**EXERCISE PROMPT**
Could you write out every record below exactly, leaving out any pictures?

★ ★ ★

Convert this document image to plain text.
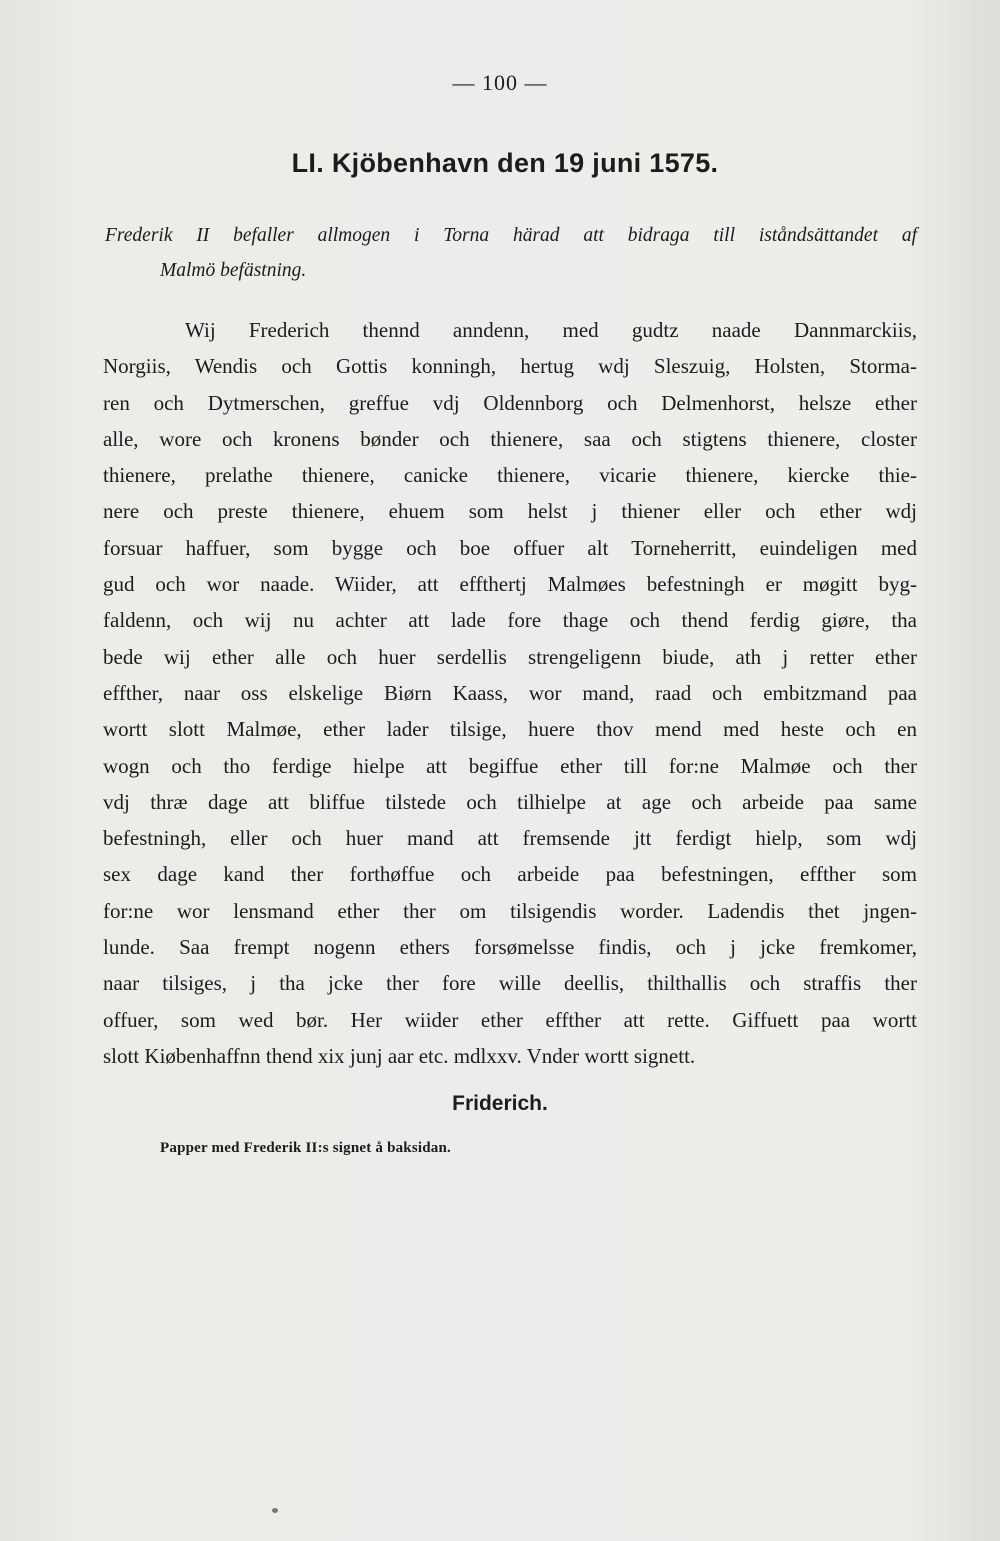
— 100 —
LI. Kjöbenhavn den 19 juni 1575.
Frederik II befaller allmogen i Torna härad att bidraga till iståndsättandet af
Malmö befästning.
Wij Frederich thennd anndenn, med gudtz naade Dannmarckiis,
Norgiis, Wendis och Gottis konningh, hertug wdj Sleszuig, Holsten, Storma-
ren och Dytmerschen, greffue vdj Oldennborg och Delmenhorst, helsze ether
alle, wore och kronens bønder och thienere, saa och stigtens thienere, closter
thienere, prelathe thienere, canicke thienere, vicarie thienere, kiercke thie-
nere och preste thienere, ehuem som helst j thiener eller och ether wdj
forsuar haffuer, som bygge och boe offuer alt Torneherritt, euindeligen med
gud och wor naade. Wiider, att effthertj Malmøes befestningh er møgitt byg-
faldenn, och wij nu achter att lade fore thage och thend ferdig giøre, tha
bede wij ether alle och huer serdellis strengeligenn biude, ath j retter ether
effther, naar oss elskelige Biørn Kaass, wor mand, raad och embitzmand paa
wortt slott Malmøe, ether lader tilsige, huere thov mend med heste och en
wogn och tho ferdige hielpe att begiffue ether till for:ne Malmøe och ther
vdj thræ dage att bliffue tilstede och tilhielpe at age och arbeide paa same
befestningh, eller och huer mand att fremsende jtt ferdigt hielp, som wdj
sex dage kand ther forthøffue och arbeide paa befestningen, effther som
for:ne wor lensmand ether ther om tilsigendis worder. Ladendis thet jngen-
lunde. Saa frempt nogenn ethers forsømelsse findis, och j jcke fremkomer,
naar tilsiges, j tha jcke ther fore wille deellis, thilthallis och straffis ther
offuer, som wed bør. Her wiider ether effther att rette. Giffuett paa wortt
slott Kiøbenhaffnn thend xix junj aar etc. mdlxxv. Vnder wortt signett.
Friderich.
Papper med Frederik II:s signet å baksidan.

★ ★ ★

**RESULT FOR THIS TASK**
Convert this document image to plain text.
— 100 —
LI. Kjöbenhavn den 19 juni 1575.
Frederik II befaller allmogen i Torna härad att bidraga till iståndsättandet af
Malmö befästning.
Wij Frederich thennd anndenn, med gudtz naade Dannmarckiis,
Norgiis, Wendis och Gottis konningh, hertug wdj Sleszuig, Holsten, Storma-
ren och Dytmerschen, greffue vdj Oldennborg och Delmenhorst, helsze ether
alle, wore och kronens bønder och thienere, saa och stigtens thienere, closter
thienere, prelathe thienere, canicke thienere, vicarie thienere, kiercke thie-
nere och preste thienere, ehuem som helst j thiener eller och ether wdj
forsuar haffuer, som bygge och boe offuer alt Torneherritt, euindeligen med
gud och wor naade. Wiider, att effthertj Malmøes befestningh er møgitt byg-
faldenn, och wij nu achter att lade fore thage och thend ferdig giøre, tha
bede wij ether alle och huer serdellis strengeligenn biude, ath j retter ether
effther, naar oss elskelige Biørn Kaass, wor mand, raad och embitzmand paa
wortt slott Malmøe, ether lader tilsige, huere thov mend med heste och en
wogn och tho ferdige hielpe att begiffue ether till for:ne Malmøe och ther
vdj thræ dage att bliffue tilstede och tilhielpe at age och arbeide paa same
befestningh, eller och huer mand att fremsende jtt ferdigt hielp, som wdj
sex dage kand ther forthøffue och arbeide paa befestningen, effther som
for:ne wor lensmand ether ther om tilsigendis worder. Ladendis thet jngen-
lunde. Saa frempt nogenn ethers forsømelsse findis, och j jcke fremkomer,
naar tilsiges, j tha jcke ther fore wille deellis, thilthallis och straffis ther
offuer, som wed bør. Her wiider ether effther att rette. Giffuett paa wortt
slott Kiøbenhaffnn thend xix junj aar etc. mdlxxv. Vnder wortt signett.
Friderich.
Papper med Frederik II:s signet å baksidan.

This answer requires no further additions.